_Tekstblok:_
——————
Lev. 23 : 4-21 + Hand. 2 : 1-13
Gemeente,
‘En toen de pinksterdag aanbrak, waren allen tezamen bijeen’.
In onze lezing uit Leviticus zien we dat het eerste feest Pesach/Pasen is. Het feest dat zowel voor de joden als voor de christenen het belangrijkste feest mag genoemd worden. Door de verzoening van het bloed (en dat is zowel bij joden als bij christenen!) gaat de dood aan ons ‘voorbij’ ( = de betekenis van het woordje ‘pesach’). Dat is waar joden aan herinnert worden op Pesach…Dat is dus wat wij ook hebben herdacht op Pasen, 7 weken geleden… Dat we eigenlijk niet langer van onszelf zijn, maar gekocht aan die prijs. Vrijgekocht… ook wij, christenen, zijn bevrijd uit Egypte, het land van de dood. Er is een voortdurende parallel die we in ‘t oog moeten houden tussen OT en NT. Je kan het NT niet begrijpen zonder het OT!
De Israelieten moesten dan op pesach (zo staat er in Leviticus), éénmaal in het beloofde land, de eerste schoof van de gerste-oogst naar de priester brengen en dat ten overstaan van de Here omhoog heffen, zodat het als offer kon worden aanvaard. Om te tonen dat alles wat uit ons voortkomt, onze ‘oogst’ (de ‘vruchten’ van onze arbeid), van Hem is… en aan Hem toebehoort. Dat moet dus ook de christelijke ingesteldheid zijn na Pasen!
Nu zijn 7 weken voorbij gegaan…De dag na die 7 weken is Pinksteren… precies 50 dagen dus na Pasen (Pinksteren komt van het Griekse woordje ‘pentecostes’ = 50). En na de gerste-oogst van Pesach, komen we nu in de tijd van de tarwe-oogst en het feest van de eerste vruchten… Na die 50 dagen was het volk Israel al ver weg uit het land Egypte. Ze waren de Rode Zee al doorgetrokken, het leger van farao was allang verdronken… en ze staan nu bij de berg Sinai waar ze de 10 leefregels ontvangen (en naar joodse traditie ook de ganse Tora). Het ontvangen van het Woord van God eigenlijk. Dat is wat joden vieren op ‘pinksteren’ (Sjawoe’oth, het wekenfeest).
Wij christenen, ook wij ontvangen iets op dit feest. Daar waar joden de wet ontvangen (en dus ook het moeten doen, het presteren van die wet : dat vloeit daaruit voort, dat is het oude verbond), ontvangen wij dan nu de Geest van God Zelf, en de vrijheid om te doen wat God behaagd.
Zo moeten we dus trachten die joodse feesten en hun betekenis te koppelen aan de boodschap voor ons als christenen. Zoals Paulus zegt : al wat in het OT staat is tot ons onderricht geschreven. Vanmorgen wil ik dus trachten het verband te tonen tussen het joodse pinksterfeest (sjawoe’oth) en het christelijke pinksterfeest.
——————
_Schriftelijke opdrachten:_
#1 Beantwoord deze vragen over de tekst over Pinksteren:
(a) Wat is volgens de tekst de betekenis van het woord 'pesach'?
(b) Van welk Grieks woord komt Pinksteren, en wat betekent dat woord?
(c) Bij welke berg staat het volk Israël na de 50 dagen?
#2 Vat in de tekst over Pinksteren de alinea die begint met "De Israelieten moesten dan op pesach" korter samen, zonder de belangrijkste feiten weg te laten.
#3 Schrijf de tekst over Pinksteren verder, te beginnen na de laatste zin.
De regels hebben hier niets mee te maken.

_Inhoud dataset:_
——————
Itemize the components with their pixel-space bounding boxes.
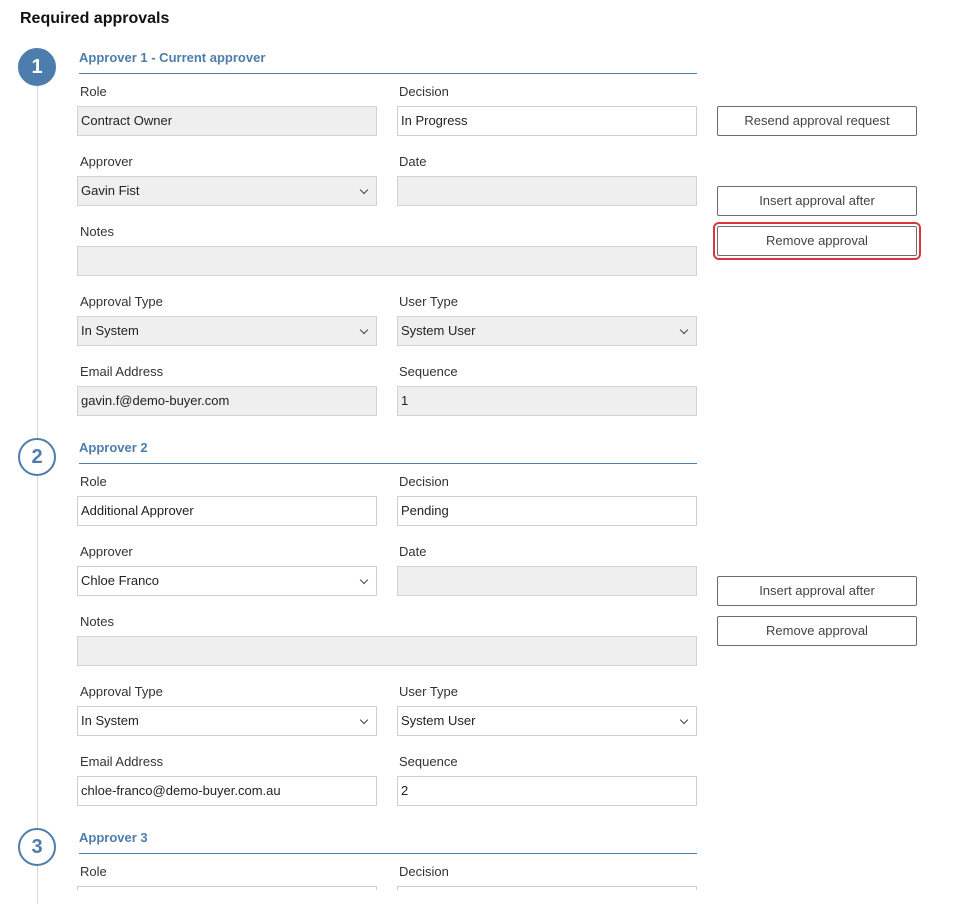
——————
_De resultaten:_
#1
(a) Het betekent dat de dood aan ons 'voorbij' gaat.
(b) Van 'pentecostes', dat 50 betekent.
(c) Bij de berg Sinaï.

#2 Op Pesach moesten de Israëlieten, eenmaal in het beloofde land, de eerste schoof van de gersteoogst naar de priester brengen en die ten overstaan van de Here omhoog heffen als offer. Zo toonden ze dat alles wat uit ons voortkomt, de vruchten van onze arbeid, van Hem is en Hem toebehoort. Die houding hoort ook bij christenen na Pasen.

#3
Het voorbijgaan van de engel des doods bij de uittocht uit Egypte zien we al herhaald in het paasgebeuren (de dood en opstanding van Jezus). Het feest van de eerste vruchten, 50 dagen later, toont ons de eerste vruchten van het werk van de Heilige Geest : 3000 mensen bekeren zich! Zij zijn die eerste vruchten. Laten we dus nu verder kijken naar het gebeuren in Leviticus en de betekenis die we er kunnen uithalen voor pinksteren vandaag.
Toch ook nog eerst even opmerken dat het voor ons misschien wat vreemd lijkt dat er tarwe-oogst is rond deze tijd van het jaar. Maar het gebeuren speelt zich ook af in Palestina waar de seizoenen toch enigszins anders liggen dan hier. Wat moesten de Israelieten nu doen op het Pinksterfeest?
‘Jullie moeten dan uit je woonplaats 2 broden meenemen om het voor de Heer omhoog te heffen’.
Het eerste punt die we daar voor ons toch wel kunnen uithalen is toch wel dat we moeten leren erkennen dat alles van God afkomstig is, aan Hem toebehoort. Zelfs al hebben we het zelf gemaakt (zoals brood bijvoorbeeld), want de ingredienten (graan, water, zout…) die zijn wel een geschenk. Het is genade dat we te eten hebben en te drinken… elke goede gave van het leven is een geschenk van deze God. Eigenlijk is alles wat meer is dan de hel, iets wat we niet verdiend hebben. En dus moeten we de basishouding van dankbaarheid leren. Dankbaarheid voor de kleine dingen van ‘t leven die God ons in zijn goedheid schenkt (zoals brood dus).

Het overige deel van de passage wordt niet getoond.